*Task description*: Without the images, output each record below as it stands.

*Task data*:

+-------+

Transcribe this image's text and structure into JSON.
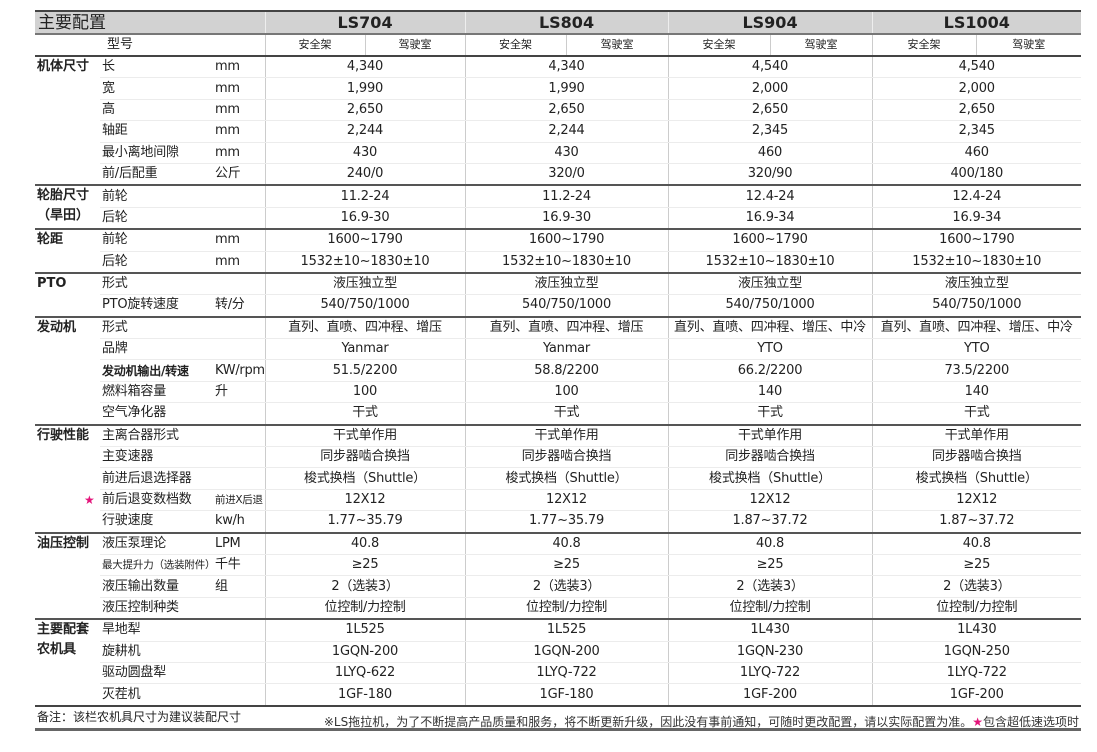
{
  "header": {
    "title": "主要配置",
    "models": [
      "LS704",
      "LS804",
      "LS904",
      "LS1004"
    ],
    "model_label": "型号",
    "cab_options": [
      "安全架",
      "驾驶室"
    ]
  },
  "groups": [
    {
      "category": "机体尺寸",
      "rows": [
        {
          "item": "长",
          "unit": "mm",
          "values": [
            "4,340",
            "4,340",
            "4,540",
            "4,540"
          ]
        },
        {
          "item": "宽",
          "unit": "mm",
          "values": [
            "1,990",
            "1,990",
            "2,000",
            "2,000"
          ]
        },
        {
          "item": "高",
          "unit": "mm",
          "values": [
            "2,650",
            "2,650",
            "2,650",
            "2,650"
          ]
        },
        {
          "item": "轴距",
          "unit": "mm",
          "values": [
            "2,244",
            "2,244",
            "2,345",
            "2,345"
          ]
        },
        {
          "item": "最小离地间隙",
          "unit": "mm",
          "values": [
            "430",
            "430",
            "460",
            "460"
          ]
        },
        {
          "item": "前/后配重",
          "unit": "公斤",
          "values": [
            "240/0",
            "320/0",
            "320/90",
            "400/180"
          ]
        }
      ]
    },
    {
      "category": "轮胎尺寸\n（旱田）",
      "rows": [
        {
          "item": "前轮",
          "unit": "",
          "values": [
            "11.2-24",
            "11.2-24",
            "12.4-24",
            "12.4-24"
          ]
        },
        {
          "item": "后轮",
          "unit": "",
          "values": [
            "16.9-30",
            "16.9-30",
            "16.9-34",
            "16.9-34"
          ]
        }
      ]
    },
    {
      "category": "轮距",
      "rows": [
        {
          "item": "前轮",
          "unit": "mm",
          "values": [
            "1600~1790",
            "1600~1790",
            "1600~1790",
            "1600~1790"
          ]
        },
        {
          "item": "后轮",
          "unit": "mm",
          "values": [
            "1532±10~1830±10",
            "1532±10~1830±10",
            "1532±10~1830±10",
            "1532±10~1830±10"
          ]
        }
      ]
    },
    {
      "category": "PTO",
      "rows": [
        {
          "item": "形式",
          "unit": "",
          "values": [
            "液压独立型",
            "液压独立型",
            "液压独立型",
            "液压独立型"
          ]
        },
        {
          "item": "PTO旋转速度",
          "unit": "转/分",
          "values": [
            "540/750/1000",
            "540/750/1000",
            "540/750/1000",
            "540/750/1000"
          ]
        }
      ]
    },
    {
      "category": "发动机",
      "rows": [
        {
          "item": "形式",
          "unit": "",
          "values": [
            "直列、直喷、四冲程、增压",
            "直列、直喷、四冲程、增压",
            "直列、直喷、四冲程、增压、中冷",
            "直列、直喷、四冲程、增压、中冷"
          ]
        },
        {
          "item": "品牌",
          "unit": "",
          "values": [
            "Yanmar",
            "Yanmar",
            "YTO",
            "YTO"
          ]
        },
        {
          "item": "发动机输出/转速",
          "unit": "KW/rpm",
          "bold": true,
          "values": [
            "51.5/2200",
            "58.8/2200",
            "66.2/2200",
            "73.5/2200"
          ]
        },
        {
          "item": "燃料箱容量",
          "unit": "升",
          "values": [
            "100",
            "100",
            "140",
            "140"
          ]
        },
        {
          "item": "空气净化器",
          "unit": "",
          "values": [
            "干式",
            "干式",
            "干式",
            "干式"
          ]
        }
      ]
    },
    {
      "category": "行驶性能",
      "rows": [
        {
          "item": "主离合器形式",
          "unit": "",
          "values": [
            "干式单作用",
            "干式单作用",
            "干式单作用",
            "干式单作用"
          ]
        },
        {
          "item": "主变速器",
          "unit": "",
          "values": [
            "同步器啮合换挡",
            "同步器啮合换挡",
            "同步器啮合换挡",
            "同步器啮合换挡"
          ]
        },
        {
          "item": "前进后退选择器",
          "unit": "",
          "values": [
            "梭式换档（Shuttle）",
            "梭式换档（Shuttle）",
            "梭式换档（Shuttle）",
            "梭式换档（Shuttle）"
          ]
        },
        {
          "item": "前后退变数档数",
          "unit": "前进X后退",
          "small_unit": true,
          "star": "★",
          "values": [
            "12X12",
            "12X12",
            "12X12",
            "12X12"
          ]
        },
        {
          "item": "行驶速度",
          "unit": "kw/h",
          "values": [
            "1.77~35.79",
            "1.77~35.79",
            "1.87~37.72",
            "1.87~37.72"
          ]
        }
      ]
    },
    {
      "category": "油压控制",
      "rows": [
        {
          "item": "液压泵理论",
          "unit": "LPM",
          "values": [
            "40.8",
            "40.8",
            "40.8",
            "40.8"
          ]
        },
        {
          "item": "最大提升力（选装附件）",
          "unit": "千牛",
          "small_item": true,
          "values": [
            "≥25",
            "≥25",
            "≥25",
            "≥25"
          ]
        },
        {
          "item": "液压输出数量",
          "unit": "组",
          "values": [
            "2（选装3）",
            "2（选装3）",
            "2（选装3）",
            "2（选装3）"
          ]
        },
        {
          "item": "液压控制种类",
          "unit": "",
          "values": [
            "位控制/力控制",
            "位控制/力控制",
            "位控制/力控制",
            "位控制/力控制"
          ]
        }
      ]
    },
    {
      "category": "主要配套\n农机具",
      "rows": [
        {
          "item": "旱地犁",
          "unit": "",
          "values": [
            "1L525",
            "1L525",
            "1L430",
            "1L430"
          ]
        },
        {
          "item": "旋耕机",
          "unit": "",
          "values": [
            "1GQN-200",
            "1GQN-200",
            "1GQN-230",
            "1GQN-250"
          ]
        },
        {
          "item": "驱动圆盘犁",
          "unit": "",
          "values": [
            "1LYQ-622",
            "1LYQ-722",
            "1LYQ-722",
            "1LYQ-722"
          ]
        },
        {
          "item": "灭茬机",
          "unit": "",
          "values": [
            "1GF-180",
            "1GF-180",
            "1GF-200",
            "1GF-200"
          ]
        }
      ]
    }
  ],
  "note": "备注：该栏农机具尺寸为建议装配尺寸",
  "disclaimer": {
    "text": "※LS拖拉机，为了不断提高产品质量和服务，将不断更新升级，因此没有事前通知，可随时更改配置，请以实际配置为准。",
    "star": "★",
    "star_text": "包含超低速选项时"
  },
  "colors": {
    "header_bg": "#d2d2d2",
    "star": "#e4157b"
  }
}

+-------+

*Written solution*:
Transcribe this image's text and structure into JSON.
{
  "header": {
    "title": "主要配置",
    "models": [
      "LS704",
      "LS804",
      "LS904",
      "LS1004"
    ],
    "model_label": "型号",
    "cab_options": [
      "安全架",
      "驾驶室"
    ]
  },
  "groups": [
    {
      "category": "机体尺寸",
      "rows": [
        {
          "item": "长",
          "unit": "mm",
          "values": [
            "4,340",
            "4,340",
            "4,540",
            "4,540"
          ]
        },
        {
          "item": "宽",
          "unit": "mm",
          "values": [
            "1,990",
            "1,990",
            "2,000",
            "2,000"
          ]
        },
        {
          "item": "高",
          "unit": "mm",
          "values": [
            "2,650",
            "2,650",
            "2,650",
            "2,650"
          ]
        },
        {
          "item": "轴距",
          "unit": "mm",
          "values": [
            "2,244",
            "2,244",
            "2,345",
            "2,345"
          ]
        },
        {
          "item": "最小离地间隙",
          "unit": "mm",
          "values": [
            "430",
            "430",
            "460",
            "460"
          ]
        },
        {
          "item": "前/后配重",
          "unit": "公斤",
          "values": [
            "240/0",
            "320/0",
            "320/90",
            "400/180"
          ]
        }
      ]
    },
    {
      "category": "轮胎尺寸\n（旱田）",
      "rows": [
        {
          "item": "前轮",
          "unit": "",
          "values": [
            "11.2-24",
            "11.2-24",
            "12.4-24",
            "12.4-24"
          ]
        },
        {
          "item": "后轮",
          "unit": "",
          "values": [
            "16.9-30",
            "16.9-30",
            "16.9-34",
            "16.9-34"
          ]
        }
      ]
    },
    {
      "category": "轮距",
      "rows": [
        {
          "item": "前轮",
          "unit": "mm",
          "values": [
            "1600~1790",
            "1600~1790",
            "1600~1790",
            "1600~1790"
          ]
        },
        {
          "item": "后轮",
          "unit": "mm",
          "values": [
            "1532±10~1830±10",
            "1532±10~1830±10",
            "1532±10~1830±10",
            "1532±10~1830±10"
          ]
        }
      ]
    },
    {
      "category": "PTO",
      "rows": [
        {
          "item": "形式",
          "unit": "",
          "values": [
            "液压独立型",
            "液压独立型",
            "液压独立型",
            "液压独立型"
          ]
        },
        {
          "item": "PTO旋转速度",
          "unit": "转/分",
          "values": [
            "540/750/1000",
            "540/750/1000",
            "540/750/1000",
            "540/750/1000"
          ]
        }
      ]
    },
    {
      "category": "发动机",
      "rows": [
        {
          "item": "形式",
          "unit": "",
          "values": [
            "直列、直喷、四冲程、增压",
            "直列、直喷、四冲程、增压",
            "直列、直喷、四冲程、增压、中冷",
            "直列、直喷、四冲程、增压、中冷"
          ]
        },
        {
          "item": "品牌",
          "unit": "",
          "values": [
            "Yanmar",
            "Yanmar",
            "YTO",
            "YTO"
          ]
        },
        {
          "item": "发动机输出/转速",
          "unit": "KW/rpm",
          "bold": true,
          "values": [
            "51.5/2200",
            "58.8/2200",
            "66.2/2200",
            "73.5/2200"
          ]
        },
        {
          "item": "燃料箱容量",
          "unit": "升",
          "values": [
            "100",
            "100",
            "140",
            "140"
          ]
        },
        {
          "item": "空气净化器",
          "unit": "",
          "values": [
            "干式",
            "干式",
            "干式",
            "干式"
          ]
        }
      ]
    },
    {
      "category": "行驶性能",
      "rows": [
        {
          "item": "主离合器形式",
          "unit": "",
          "values": [
            "干式单作用",
            "干式单作用",
            "干式单作用",
            "干式单作用"
          ]
        },
        {
          "item": "主变速器",
          "unit": "",
          "values": [
            "同步器啮合换挡",
            "同步器啮合换挡",
            "同步器啮合换挡",
            "同步器啮合换挡"
          ]
        },
        {
          "item": "前进后退选择器",
          "unit": "",
          "values": [
            "梭式换档（Shuttle）",
            "梭式换档（Shuttle）",
            "梭式换档（Shuttle）",
            "梭式换档（Shuttle）"
          ]
        },
        {
          "item": "前后退变数档数",
          "unit": "前进X后退",
          "small_unit": true,
          "star": "★",
          "values": [
            "12X12",
            "12X12",
            "12X12",
            "12X12"
          ]
        },
        {
          "item": "行驶速度",
          "unit": "kw/h",
          "values": [
            "1.77~35.79",
            "1.77~35.79",
            "1.87~37.72",
            "1.87~37.72"
          ]
        }
      ]
    },
    {
      "category": "油压控制",
      "rows": [
        {
          "item": "液压泵理论",
          "unit": "LPM",
          "values": [
            "40.8",
            "40.8",
            "40.8",
            "40.8"
          ]
        },
        {
          "item": "最大提升力（选装附件）",
          "unit": "千牛",
          "small_item": true,
          "values": [
            "≥25",
            "≥25",
            "≥25",
            "≥25"
          ]
        },
        {
          "item": "液压输出数量",
          "unit": "组",
          "values": [
            "2（选装3）",
            "2（选装3）",
            "2（选装3）",
            "2（选装3）"
          ]
        },
        {
          "item": "液压控制种类",
          "unit": "",
          "values": [
            "位控制/力控制",
            "位控制/力控制",
            "位控制/力控制",
            "位控制/力控制"
          ]
        }
      ]
    },
    {
      "category": "主要配套\n农机具",
      "rows": [
        {
          "item": "旱地犁",
          "unit": "",
          "values": [
            "1L525",
            "1L525",
            "1L430",
            "1L430"
          ]
        },
        {
          "item": "旋耕机",
          "unit": "",
          "values": [
            "1GQN-200",
            "1GQN-200",
            "1GQN-230",
            "1GQN-250"
          ]
        },
        {
          "item": "驱动圆盘犁",
          "unit": "",
          "values": [
            "1LYQ-622",
            "1LYQ-722",
            "1LYQ-722",
            "1LYQ-722"
          ]
        },
        {
          "item": "灭茬机",
          "unit": "",
          "values": [
            "1GF-180",
            "1GF-180",
            "1GF-200",
            "1GF-200"
          ]
        }
      ]
    }
  ],
  "note": "备注：该栏农机具尺寸为建议装配尺寸",
  "disclaimer": {
    "text": "※LS拖拉机，为了不断提高产品质量和服务，将不断更新升级，因此没有事前通知，可随时更改配置，请以实际配置为准。",
    "star": "★",
    "star_text": "包含超低速选项时"
  },
  "colors": {
    "header_bg": "#d2d2d2",
    "star": "#e4157b"
  }
}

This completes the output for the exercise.